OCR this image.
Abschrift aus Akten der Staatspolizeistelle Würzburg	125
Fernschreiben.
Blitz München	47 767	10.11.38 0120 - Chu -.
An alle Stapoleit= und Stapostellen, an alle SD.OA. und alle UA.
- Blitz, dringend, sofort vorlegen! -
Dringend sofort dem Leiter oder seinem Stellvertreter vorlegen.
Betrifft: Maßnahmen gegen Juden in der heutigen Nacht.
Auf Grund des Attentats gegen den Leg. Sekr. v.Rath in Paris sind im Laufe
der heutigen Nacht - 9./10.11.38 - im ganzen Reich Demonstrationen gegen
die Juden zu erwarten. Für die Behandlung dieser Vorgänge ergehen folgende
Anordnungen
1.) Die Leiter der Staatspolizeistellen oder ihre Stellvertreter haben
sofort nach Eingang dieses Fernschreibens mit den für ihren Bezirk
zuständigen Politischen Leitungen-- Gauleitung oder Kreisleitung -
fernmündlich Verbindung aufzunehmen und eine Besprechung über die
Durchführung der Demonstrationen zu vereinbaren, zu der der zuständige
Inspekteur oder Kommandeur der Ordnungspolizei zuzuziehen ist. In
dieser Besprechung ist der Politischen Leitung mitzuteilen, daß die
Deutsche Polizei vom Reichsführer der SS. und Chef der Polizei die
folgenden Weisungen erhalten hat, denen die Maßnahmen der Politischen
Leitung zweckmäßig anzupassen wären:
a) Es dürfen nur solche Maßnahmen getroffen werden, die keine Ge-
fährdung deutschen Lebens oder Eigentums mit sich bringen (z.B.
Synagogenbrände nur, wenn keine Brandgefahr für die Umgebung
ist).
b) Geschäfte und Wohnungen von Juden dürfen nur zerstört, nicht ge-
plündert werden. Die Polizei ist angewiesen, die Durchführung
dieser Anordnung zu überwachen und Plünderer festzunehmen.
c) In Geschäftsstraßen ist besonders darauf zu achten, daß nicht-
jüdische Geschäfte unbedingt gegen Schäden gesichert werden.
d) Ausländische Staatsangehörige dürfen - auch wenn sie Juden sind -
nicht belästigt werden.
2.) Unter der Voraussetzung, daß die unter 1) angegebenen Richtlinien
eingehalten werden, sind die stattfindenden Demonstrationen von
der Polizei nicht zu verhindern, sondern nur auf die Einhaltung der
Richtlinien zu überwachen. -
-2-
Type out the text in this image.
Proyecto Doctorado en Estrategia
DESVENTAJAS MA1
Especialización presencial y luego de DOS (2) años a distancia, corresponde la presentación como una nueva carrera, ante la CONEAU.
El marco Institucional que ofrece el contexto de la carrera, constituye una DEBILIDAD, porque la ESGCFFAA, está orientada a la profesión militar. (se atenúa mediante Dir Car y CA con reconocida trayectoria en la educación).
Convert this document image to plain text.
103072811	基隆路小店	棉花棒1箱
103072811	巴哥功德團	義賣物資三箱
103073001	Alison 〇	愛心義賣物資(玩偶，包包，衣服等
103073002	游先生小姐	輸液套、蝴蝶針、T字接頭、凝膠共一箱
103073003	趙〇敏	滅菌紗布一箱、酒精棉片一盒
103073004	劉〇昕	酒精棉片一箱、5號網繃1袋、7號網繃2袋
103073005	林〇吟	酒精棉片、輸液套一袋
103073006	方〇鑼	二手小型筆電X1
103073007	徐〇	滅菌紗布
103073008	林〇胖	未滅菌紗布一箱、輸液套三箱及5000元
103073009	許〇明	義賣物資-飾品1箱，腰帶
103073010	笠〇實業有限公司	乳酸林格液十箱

# TASK OBJECTIVE
Lines containing the word "Durchführung" are to be counted in the listing; state their number alone.

# IN RESPONSE
2